Rewrite the material from its first line through the line containing "svg-text:EUROPE'S MOST EXCITING" as a numbered list, leaving out any blank lines.

☆ ☆ ☆ ☆ ☆ ☆ ☆

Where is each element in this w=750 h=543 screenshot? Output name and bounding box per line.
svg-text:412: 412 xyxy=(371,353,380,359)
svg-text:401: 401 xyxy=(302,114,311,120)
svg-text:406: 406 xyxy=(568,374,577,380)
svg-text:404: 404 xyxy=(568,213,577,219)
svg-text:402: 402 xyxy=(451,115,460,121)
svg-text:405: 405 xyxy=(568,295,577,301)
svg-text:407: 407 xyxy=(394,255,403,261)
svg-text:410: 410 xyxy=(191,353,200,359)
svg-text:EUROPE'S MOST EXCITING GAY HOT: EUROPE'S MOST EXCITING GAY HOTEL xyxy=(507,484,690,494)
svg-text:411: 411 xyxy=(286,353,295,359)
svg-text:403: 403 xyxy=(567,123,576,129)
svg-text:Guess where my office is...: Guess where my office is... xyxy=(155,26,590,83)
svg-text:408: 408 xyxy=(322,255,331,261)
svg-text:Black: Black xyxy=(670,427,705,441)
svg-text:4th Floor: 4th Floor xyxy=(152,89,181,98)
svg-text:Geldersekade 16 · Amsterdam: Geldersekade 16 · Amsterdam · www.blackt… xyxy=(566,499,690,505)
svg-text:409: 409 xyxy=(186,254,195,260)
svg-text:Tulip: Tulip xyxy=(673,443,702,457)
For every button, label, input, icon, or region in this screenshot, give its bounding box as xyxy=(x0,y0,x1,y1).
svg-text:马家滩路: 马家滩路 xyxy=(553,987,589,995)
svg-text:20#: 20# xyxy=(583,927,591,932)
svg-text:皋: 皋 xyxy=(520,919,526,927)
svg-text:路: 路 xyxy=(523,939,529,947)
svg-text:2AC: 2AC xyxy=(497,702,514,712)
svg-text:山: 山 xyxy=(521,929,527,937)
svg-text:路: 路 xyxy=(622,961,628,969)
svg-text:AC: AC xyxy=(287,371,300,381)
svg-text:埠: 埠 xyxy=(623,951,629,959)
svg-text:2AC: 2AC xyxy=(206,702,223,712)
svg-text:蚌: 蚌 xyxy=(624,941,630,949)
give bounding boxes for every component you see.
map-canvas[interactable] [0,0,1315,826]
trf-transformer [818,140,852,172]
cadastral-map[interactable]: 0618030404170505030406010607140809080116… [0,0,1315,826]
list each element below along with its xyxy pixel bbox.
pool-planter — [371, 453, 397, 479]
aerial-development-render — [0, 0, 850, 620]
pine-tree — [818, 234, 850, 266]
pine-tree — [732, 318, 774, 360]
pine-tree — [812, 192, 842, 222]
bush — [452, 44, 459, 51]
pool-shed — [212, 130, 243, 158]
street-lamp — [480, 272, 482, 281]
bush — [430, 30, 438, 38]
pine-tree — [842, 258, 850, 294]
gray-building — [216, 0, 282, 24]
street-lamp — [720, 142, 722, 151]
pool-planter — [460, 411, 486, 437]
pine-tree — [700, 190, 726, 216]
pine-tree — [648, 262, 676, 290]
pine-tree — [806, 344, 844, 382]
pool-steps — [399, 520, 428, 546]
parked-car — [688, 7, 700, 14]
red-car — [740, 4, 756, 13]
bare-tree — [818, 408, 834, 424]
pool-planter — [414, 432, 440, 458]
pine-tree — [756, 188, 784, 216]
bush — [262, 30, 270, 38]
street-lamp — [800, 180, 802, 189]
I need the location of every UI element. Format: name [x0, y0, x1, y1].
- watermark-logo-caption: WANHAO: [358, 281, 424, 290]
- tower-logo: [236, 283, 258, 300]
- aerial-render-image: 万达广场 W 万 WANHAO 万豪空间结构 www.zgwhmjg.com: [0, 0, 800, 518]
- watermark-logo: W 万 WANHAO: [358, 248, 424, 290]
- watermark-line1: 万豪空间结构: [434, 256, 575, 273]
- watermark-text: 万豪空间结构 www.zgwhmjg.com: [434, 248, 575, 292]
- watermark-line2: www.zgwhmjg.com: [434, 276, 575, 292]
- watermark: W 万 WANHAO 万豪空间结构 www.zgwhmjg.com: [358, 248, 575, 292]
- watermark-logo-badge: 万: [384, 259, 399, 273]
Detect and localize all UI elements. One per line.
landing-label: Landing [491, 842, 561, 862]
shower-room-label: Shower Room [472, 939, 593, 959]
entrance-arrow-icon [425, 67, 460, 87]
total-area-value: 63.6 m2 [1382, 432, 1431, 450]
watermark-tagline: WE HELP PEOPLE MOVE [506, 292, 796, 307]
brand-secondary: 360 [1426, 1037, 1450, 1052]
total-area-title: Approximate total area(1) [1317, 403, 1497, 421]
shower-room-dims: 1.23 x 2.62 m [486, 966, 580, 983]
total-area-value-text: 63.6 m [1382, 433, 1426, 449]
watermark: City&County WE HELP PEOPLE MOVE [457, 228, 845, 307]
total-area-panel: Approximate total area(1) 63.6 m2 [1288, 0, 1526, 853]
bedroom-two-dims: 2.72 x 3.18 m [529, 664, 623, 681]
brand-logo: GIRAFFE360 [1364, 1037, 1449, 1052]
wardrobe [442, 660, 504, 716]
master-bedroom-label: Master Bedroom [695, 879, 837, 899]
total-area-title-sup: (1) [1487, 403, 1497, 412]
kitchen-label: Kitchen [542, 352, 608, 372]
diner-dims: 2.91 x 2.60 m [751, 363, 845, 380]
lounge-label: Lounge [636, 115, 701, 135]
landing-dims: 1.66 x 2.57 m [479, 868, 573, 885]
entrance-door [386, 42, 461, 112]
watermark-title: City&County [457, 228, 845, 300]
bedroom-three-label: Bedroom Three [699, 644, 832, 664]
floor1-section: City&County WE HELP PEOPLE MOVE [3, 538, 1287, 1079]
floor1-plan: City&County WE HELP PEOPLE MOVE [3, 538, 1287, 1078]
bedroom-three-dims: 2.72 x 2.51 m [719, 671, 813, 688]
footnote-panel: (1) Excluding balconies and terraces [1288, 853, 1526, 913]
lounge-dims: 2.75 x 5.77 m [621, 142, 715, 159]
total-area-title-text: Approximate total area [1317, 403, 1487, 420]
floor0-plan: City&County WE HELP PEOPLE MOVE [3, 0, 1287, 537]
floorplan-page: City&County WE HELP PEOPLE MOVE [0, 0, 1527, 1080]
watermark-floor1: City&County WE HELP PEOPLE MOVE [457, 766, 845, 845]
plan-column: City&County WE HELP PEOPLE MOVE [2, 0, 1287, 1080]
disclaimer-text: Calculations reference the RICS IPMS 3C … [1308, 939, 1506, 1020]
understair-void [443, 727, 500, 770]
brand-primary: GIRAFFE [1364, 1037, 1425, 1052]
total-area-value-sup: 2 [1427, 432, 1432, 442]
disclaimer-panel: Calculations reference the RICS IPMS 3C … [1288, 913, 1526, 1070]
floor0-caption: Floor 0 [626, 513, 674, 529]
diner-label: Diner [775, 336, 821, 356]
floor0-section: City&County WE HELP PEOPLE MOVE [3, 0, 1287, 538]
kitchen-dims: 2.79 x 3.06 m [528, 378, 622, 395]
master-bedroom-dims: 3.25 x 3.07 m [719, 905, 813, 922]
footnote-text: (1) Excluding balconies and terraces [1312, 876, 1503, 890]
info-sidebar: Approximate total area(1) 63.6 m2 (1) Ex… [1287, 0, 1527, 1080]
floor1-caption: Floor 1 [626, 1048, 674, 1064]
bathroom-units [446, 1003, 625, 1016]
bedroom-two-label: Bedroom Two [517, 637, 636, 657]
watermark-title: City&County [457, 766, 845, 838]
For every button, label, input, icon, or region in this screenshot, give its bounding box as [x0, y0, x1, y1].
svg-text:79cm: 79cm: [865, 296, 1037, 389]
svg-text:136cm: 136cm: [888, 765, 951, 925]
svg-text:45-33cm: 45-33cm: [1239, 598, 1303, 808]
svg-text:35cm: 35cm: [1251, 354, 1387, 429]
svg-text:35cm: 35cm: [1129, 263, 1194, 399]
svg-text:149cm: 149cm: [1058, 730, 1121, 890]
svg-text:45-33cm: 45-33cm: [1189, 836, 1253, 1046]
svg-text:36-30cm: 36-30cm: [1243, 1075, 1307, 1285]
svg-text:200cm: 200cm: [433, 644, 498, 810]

☆ ☆ ☆ ☆ ☆ ☆ ☆

### Full solution
1. Where is each element in this w=750 h=543 screenshot? Output name and bounding box per line.
2. svg-text:412: 412 xyxy=(371,353,380,359)
3. svg-text:401: 401 xyxy=(302,114,311,120)
4. svg-text:406: 406 xyxy=(568,374,577,380)
5. svg-text:404: 404 xyxy=(568,213,577,219)
6. svg-text:402: 402 xyxy=(451,115,460,121)
7. svg-text:405: 405 xyxy=(568,295,577,301)
8. svg-text:407: 407 xyxy=(394,255,403,261)
9. svg-text:410: 410 xyxy=(191,353,200,359)
10. svg-text:EUROPE'S MOST EXCITING GAY HOT: EUROPE'S MOST EXCITING GAY HOTEL xyxy=(507,484,690,494)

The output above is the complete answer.